» Records to use:

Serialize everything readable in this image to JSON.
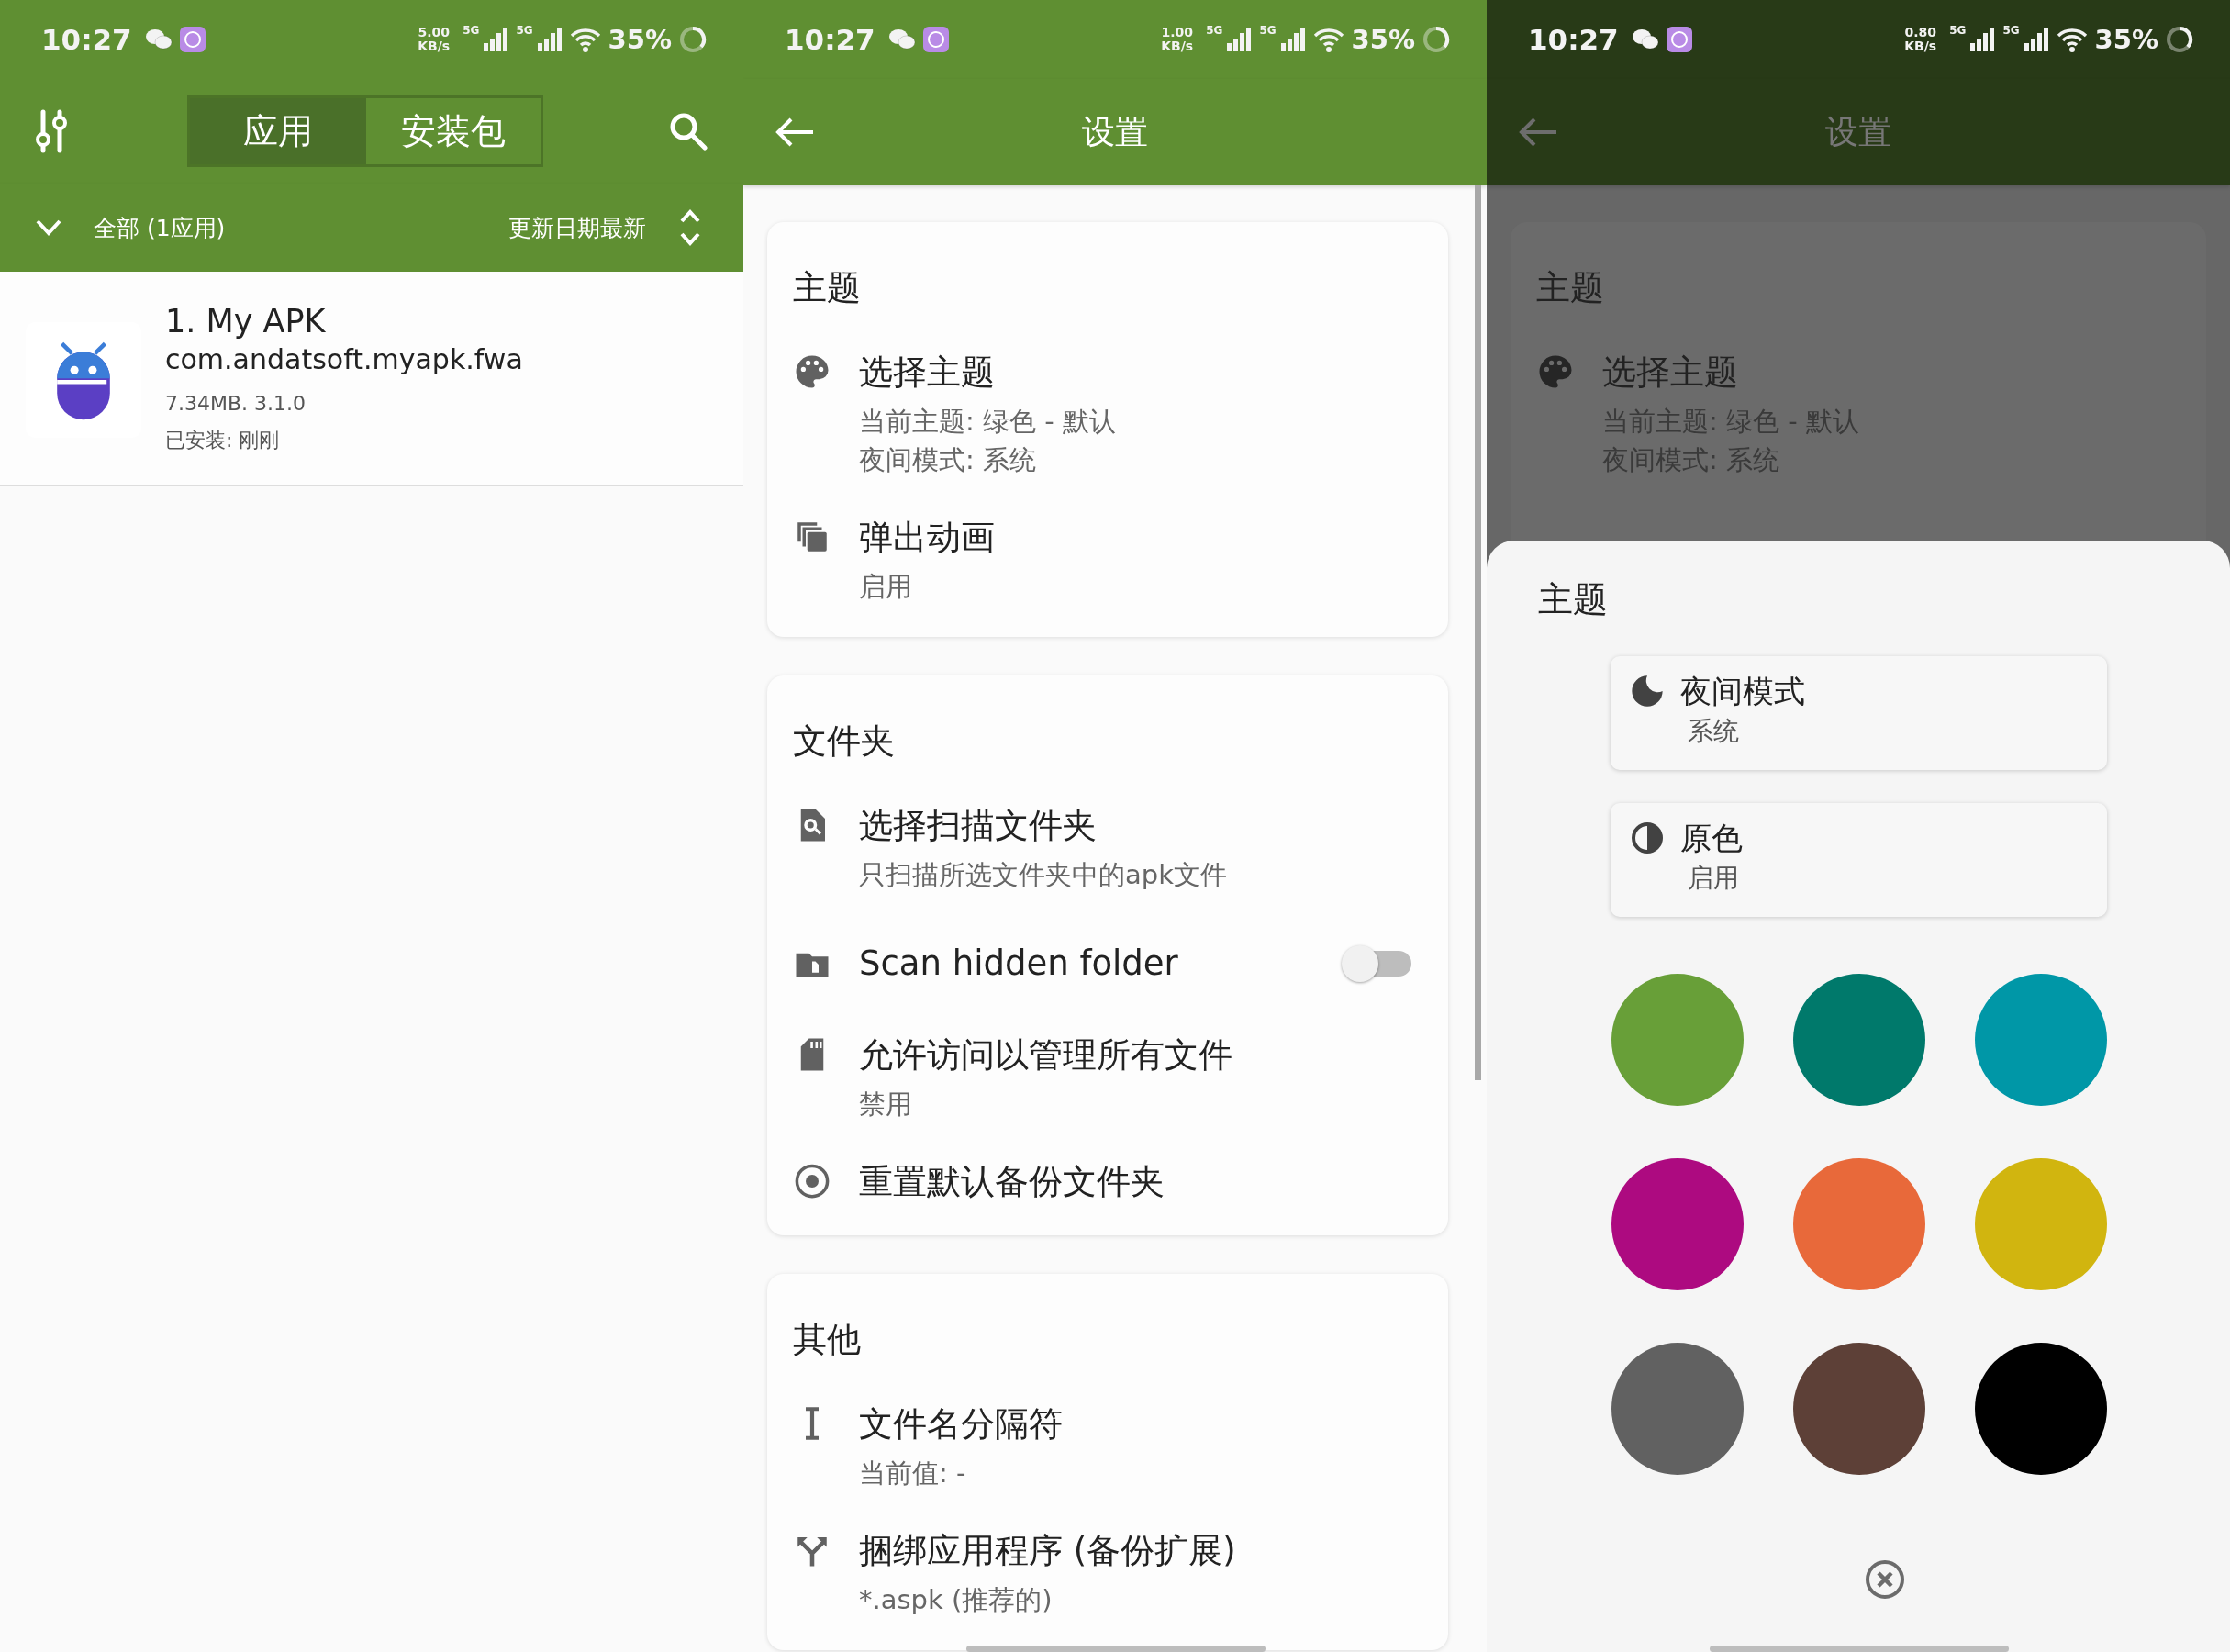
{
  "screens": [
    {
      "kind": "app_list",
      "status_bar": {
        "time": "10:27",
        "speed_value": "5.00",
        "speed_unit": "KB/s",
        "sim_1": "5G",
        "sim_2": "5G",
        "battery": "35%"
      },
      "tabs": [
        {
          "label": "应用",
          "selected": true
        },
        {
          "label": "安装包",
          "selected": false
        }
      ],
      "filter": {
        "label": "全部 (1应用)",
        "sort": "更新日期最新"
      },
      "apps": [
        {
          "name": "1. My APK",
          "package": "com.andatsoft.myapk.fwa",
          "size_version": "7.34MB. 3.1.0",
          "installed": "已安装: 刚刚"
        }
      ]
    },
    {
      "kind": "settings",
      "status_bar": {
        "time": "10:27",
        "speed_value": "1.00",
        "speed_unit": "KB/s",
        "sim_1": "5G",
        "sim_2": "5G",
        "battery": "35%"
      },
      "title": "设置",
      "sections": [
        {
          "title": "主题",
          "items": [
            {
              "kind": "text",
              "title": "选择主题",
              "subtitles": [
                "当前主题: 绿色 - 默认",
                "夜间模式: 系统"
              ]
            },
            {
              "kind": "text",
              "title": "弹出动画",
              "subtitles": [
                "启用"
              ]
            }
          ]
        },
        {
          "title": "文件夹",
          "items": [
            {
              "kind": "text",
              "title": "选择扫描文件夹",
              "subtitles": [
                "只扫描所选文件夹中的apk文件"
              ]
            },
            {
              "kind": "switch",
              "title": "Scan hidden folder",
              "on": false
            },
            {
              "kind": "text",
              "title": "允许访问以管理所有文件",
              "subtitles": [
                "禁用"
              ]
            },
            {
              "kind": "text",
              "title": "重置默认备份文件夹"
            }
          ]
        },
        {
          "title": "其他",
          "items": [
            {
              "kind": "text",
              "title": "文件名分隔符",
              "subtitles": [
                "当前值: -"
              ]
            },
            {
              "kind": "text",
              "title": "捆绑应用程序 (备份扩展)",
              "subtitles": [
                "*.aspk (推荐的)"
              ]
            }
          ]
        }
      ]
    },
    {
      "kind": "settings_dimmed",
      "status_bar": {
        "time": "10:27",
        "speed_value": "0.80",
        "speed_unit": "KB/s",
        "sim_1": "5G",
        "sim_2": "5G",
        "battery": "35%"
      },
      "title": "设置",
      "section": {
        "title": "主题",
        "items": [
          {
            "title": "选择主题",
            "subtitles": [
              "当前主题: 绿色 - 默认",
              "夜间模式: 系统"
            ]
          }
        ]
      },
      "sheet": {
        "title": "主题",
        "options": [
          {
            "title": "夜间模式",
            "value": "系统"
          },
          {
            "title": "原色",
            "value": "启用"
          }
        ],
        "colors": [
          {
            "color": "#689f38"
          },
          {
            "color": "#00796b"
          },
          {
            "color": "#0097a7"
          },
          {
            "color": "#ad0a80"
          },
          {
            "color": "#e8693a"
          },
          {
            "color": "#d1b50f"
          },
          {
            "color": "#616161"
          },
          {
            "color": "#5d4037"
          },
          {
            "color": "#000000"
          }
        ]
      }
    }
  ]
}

==

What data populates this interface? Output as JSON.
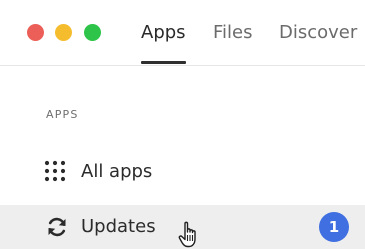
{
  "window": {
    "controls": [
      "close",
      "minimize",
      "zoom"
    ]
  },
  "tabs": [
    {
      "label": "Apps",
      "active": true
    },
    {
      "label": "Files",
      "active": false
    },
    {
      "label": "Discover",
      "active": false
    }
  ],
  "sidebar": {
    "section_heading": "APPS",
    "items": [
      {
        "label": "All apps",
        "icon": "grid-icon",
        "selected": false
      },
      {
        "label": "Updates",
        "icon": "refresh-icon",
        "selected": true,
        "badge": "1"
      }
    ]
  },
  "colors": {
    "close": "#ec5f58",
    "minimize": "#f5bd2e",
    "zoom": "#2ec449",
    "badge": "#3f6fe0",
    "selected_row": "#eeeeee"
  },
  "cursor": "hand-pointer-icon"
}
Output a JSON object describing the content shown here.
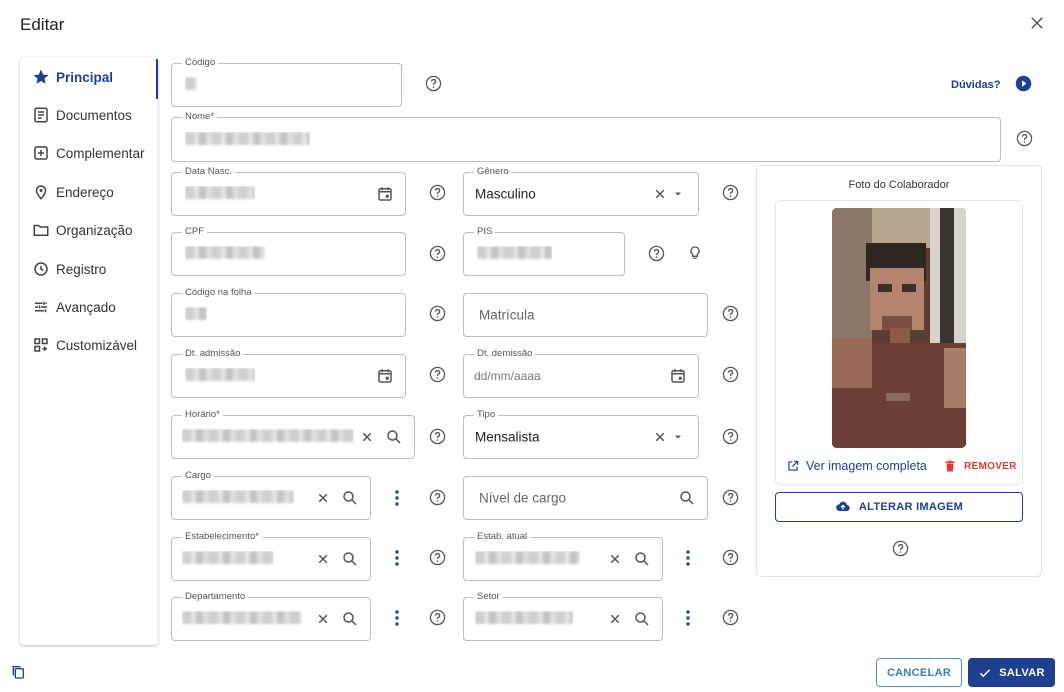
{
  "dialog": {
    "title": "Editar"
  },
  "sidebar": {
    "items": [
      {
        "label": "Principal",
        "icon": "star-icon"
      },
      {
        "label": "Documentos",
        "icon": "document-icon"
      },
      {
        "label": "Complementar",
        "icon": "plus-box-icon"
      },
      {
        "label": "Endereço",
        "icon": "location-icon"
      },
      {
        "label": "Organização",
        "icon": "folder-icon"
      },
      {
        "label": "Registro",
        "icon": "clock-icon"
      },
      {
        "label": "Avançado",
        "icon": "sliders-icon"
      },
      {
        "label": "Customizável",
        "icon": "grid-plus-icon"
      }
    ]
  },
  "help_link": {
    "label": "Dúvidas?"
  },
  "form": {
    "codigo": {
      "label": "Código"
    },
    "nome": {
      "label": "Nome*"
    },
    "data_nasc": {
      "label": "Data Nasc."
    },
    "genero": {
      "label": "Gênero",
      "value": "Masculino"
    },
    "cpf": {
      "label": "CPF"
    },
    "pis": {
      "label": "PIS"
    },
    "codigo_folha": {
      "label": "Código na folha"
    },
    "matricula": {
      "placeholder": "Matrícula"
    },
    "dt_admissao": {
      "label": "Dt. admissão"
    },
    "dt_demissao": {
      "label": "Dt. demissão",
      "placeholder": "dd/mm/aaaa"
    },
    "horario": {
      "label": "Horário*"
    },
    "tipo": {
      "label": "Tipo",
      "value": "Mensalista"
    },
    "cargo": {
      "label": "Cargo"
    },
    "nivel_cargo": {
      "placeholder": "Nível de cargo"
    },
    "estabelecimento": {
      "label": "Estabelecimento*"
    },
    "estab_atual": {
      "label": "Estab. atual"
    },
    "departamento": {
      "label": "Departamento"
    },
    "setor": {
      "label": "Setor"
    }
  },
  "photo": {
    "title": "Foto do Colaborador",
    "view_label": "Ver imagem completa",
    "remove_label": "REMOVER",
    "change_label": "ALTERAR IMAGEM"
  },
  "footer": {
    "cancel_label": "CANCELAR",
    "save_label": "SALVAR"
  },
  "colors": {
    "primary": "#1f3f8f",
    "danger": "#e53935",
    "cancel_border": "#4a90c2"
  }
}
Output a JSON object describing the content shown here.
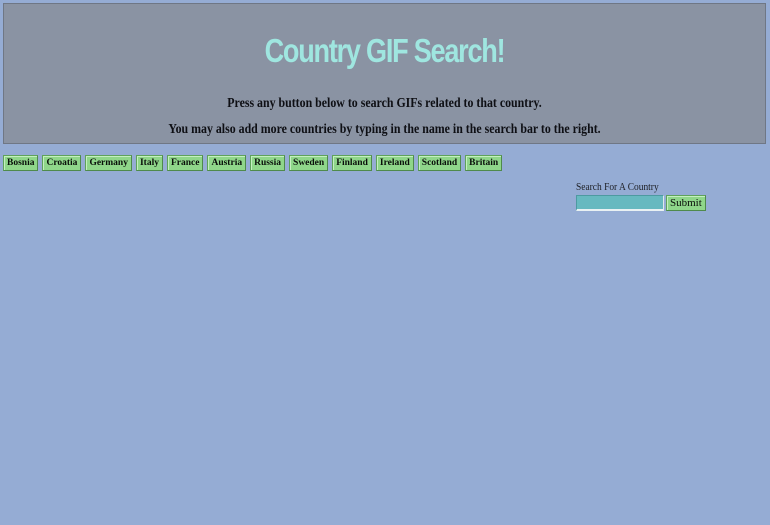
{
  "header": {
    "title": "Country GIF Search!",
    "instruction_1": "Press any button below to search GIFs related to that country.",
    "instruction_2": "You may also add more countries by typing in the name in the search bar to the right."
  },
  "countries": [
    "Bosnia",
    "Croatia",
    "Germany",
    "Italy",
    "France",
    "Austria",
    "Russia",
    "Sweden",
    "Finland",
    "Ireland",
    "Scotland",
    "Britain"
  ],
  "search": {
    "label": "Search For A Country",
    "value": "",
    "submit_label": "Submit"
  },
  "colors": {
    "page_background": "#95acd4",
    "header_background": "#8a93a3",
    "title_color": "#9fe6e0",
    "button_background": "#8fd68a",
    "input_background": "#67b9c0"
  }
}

» Stated task:
Report all lines of the data above that include the string "placeholder".

» Result for this exercise:
      "placeholder": "Matrícula"
      "placeholder": "dd/mm/aaaa"
      "placeholder": "Nível de cargo"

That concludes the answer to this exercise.